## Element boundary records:

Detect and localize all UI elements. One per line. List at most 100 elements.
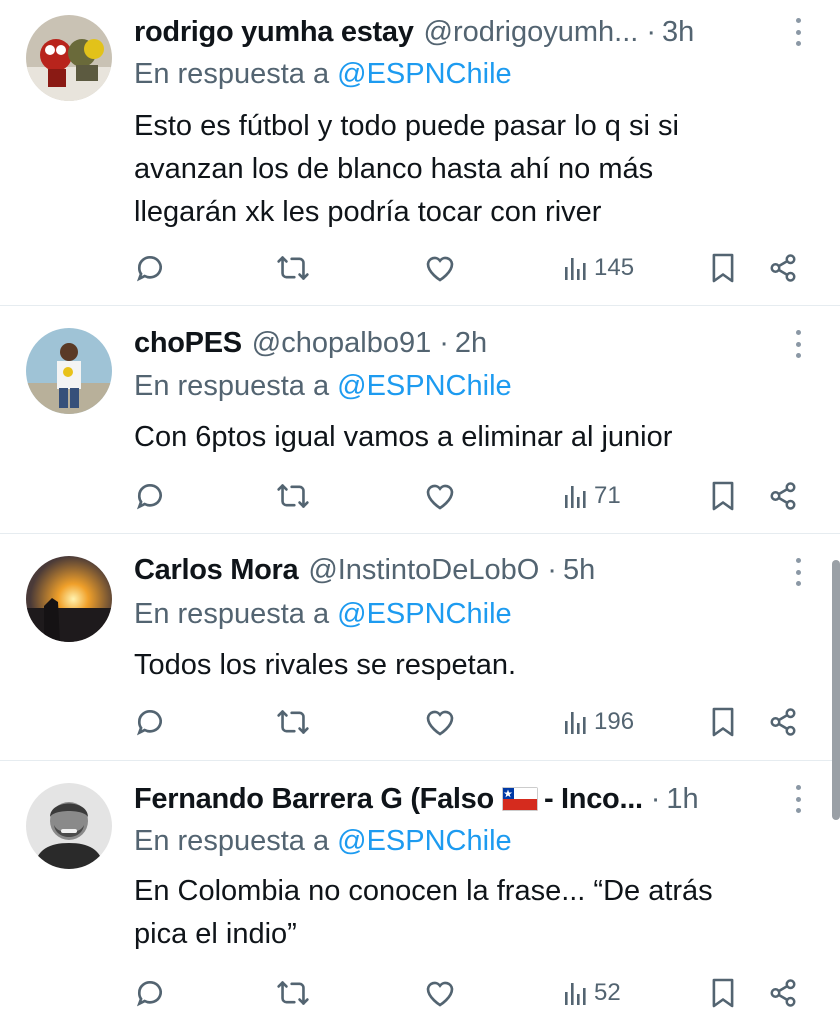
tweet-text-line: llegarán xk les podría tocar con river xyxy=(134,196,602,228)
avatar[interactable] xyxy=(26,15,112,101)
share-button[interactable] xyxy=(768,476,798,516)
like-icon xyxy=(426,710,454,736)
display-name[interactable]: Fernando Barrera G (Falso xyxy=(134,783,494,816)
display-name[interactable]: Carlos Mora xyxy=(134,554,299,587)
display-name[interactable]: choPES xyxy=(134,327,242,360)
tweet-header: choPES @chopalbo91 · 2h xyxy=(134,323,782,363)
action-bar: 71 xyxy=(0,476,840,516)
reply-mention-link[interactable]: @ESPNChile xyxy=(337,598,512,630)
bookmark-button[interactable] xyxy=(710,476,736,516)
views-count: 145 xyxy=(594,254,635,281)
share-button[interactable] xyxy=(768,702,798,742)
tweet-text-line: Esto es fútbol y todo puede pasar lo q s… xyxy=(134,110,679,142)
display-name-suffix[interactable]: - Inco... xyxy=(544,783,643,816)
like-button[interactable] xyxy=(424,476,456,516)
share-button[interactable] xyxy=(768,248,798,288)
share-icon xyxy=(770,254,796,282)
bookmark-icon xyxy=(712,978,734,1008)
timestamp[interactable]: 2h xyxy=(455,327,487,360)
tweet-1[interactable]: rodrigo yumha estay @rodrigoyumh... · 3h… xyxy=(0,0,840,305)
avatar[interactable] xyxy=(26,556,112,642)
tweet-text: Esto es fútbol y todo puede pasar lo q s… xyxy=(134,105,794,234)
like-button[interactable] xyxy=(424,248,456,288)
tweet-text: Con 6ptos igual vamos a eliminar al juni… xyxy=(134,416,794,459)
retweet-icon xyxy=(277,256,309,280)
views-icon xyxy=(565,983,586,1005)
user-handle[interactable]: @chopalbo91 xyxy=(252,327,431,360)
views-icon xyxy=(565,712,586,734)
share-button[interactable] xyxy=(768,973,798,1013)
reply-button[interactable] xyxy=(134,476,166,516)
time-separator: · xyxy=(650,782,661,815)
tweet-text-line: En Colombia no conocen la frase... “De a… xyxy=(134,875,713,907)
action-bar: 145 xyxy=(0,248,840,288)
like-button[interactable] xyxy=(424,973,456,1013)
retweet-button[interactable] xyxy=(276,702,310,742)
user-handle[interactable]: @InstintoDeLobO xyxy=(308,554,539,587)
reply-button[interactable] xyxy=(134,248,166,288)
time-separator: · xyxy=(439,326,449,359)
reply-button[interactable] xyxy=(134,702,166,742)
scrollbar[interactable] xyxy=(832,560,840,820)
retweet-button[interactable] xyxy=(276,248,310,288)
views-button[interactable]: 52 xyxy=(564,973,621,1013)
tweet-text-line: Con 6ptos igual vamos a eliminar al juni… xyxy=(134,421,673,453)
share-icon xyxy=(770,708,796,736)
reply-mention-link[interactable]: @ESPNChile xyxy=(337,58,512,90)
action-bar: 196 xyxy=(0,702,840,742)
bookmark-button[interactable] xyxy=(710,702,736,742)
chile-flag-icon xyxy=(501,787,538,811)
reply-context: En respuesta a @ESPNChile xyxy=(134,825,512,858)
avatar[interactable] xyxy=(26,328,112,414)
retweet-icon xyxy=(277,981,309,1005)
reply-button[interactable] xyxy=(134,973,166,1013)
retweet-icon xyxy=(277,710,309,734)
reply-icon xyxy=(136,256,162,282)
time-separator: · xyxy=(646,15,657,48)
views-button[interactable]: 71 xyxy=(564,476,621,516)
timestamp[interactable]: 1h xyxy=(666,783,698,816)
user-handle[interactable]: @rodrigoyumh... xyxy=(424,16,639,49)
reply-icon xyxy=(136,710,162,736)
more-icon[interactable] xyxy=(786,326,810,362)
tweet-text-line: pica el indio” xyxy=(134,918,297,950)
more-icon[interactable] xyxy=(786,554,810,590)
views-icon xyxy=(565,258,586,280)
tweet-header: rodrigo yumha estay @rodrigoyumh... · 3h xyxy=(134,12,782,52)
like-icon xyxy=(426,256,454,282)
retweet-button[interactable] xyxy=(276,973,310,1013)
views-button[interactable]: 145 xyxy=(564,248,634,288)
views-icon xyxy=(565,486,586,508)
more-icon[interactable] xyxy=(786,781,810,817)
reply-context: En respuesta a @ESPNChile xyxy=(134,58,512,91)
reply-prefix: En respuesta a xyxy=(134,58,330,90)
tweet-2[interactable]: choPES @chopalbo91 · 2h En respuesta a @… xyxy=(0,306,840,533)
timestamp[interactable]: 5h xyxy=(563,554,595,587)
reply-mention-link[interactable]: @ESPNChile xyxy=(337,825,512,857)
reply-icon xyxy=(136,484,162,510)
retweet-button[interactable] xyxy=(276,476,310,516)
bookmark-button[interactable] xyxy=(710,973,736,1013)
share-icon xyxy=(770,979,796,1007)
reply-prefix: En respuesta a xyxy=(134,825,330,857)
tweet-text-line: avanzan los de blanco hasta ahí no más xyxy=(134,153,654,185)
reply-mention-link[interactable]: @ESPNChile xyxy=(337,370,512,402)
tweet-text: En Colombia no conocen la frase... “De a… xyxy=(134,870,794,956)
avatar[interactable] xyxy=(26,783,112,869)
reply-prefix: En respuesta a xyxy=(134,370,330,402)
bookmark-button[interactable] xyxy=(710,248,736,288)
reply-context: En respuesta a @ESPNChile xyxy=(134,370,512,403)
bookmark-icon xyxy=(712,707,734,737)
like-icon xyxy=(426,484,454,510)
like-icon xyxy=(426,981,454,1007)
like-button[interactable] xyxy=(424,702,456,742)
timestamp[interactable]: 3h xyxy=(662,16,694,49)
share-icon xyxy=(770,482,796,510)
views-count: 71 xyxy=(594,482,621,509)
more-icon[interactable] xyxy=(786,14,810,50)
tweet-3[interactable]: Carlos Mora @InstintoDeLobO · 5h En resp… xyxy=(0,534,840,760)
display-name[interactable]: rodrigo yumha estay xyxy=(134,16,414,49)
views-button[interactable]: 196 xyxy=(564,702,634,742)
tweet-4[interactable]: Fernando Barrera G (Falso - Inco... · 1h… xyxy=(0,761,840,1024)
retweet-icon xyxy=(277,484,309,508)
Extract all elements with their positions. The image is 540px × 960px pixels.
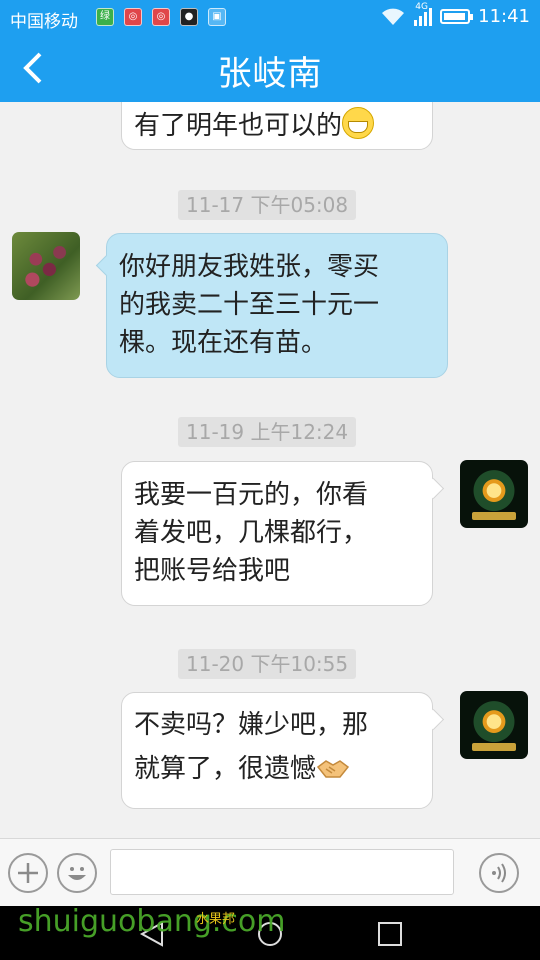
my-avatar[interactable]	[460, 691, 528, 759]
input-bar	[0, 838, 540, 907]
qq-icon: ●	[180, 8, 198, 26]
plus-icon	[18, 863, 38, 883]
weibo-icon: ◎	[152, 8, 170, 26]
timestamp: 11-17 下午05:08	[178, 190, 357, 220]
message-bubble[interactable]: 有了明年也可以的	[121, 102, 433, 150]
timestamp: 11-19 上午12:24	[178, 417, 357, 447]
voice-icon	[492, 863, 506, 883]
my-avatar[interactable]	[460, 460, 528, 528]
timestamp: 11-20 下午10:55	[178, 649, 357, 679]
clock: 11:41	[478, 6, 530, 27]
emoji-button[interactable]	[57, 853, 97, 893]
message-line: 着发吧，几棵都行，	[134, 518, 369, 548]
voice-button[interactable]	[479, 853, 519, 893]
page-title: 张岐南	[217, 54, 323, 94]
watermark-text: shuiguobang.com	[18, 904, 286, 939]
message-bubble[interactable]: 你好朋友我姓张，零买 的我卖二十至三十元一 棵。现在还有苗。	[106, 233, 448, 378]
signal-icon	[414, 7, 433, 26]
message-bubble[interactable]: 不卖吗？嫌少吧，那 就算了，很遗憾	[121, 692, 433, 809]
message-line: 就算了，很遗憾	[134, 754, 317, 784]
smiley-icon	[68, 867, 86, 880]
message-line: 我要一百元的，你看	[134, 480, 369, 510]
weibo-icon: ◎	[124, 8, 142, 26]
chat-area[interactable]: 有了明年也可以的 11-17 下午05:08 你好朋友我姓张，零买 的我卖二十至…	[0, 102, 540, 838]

## What you should do:
Please convert the stretch of the records from the line containing "tweet-text-line: llegarán xk" through the line containing "display-name[interactable]: Fernando Barrera" into a numbered list, leaving out any blank lines.

## Full solution:
1. tweet-text-line: llegarán xk les podría tocar con river xyxy=(134,196,602,228)
2. avatar[interactable] xyxy=(26,15,112,101)
3. share-button[interactable] xyxy=(768,476,798,516)
4. like-icon xyxy=(426,710,454,736)
5. display-name[interactable]: Fernando Barrera G (Falso xyxy=(134,783,494,816)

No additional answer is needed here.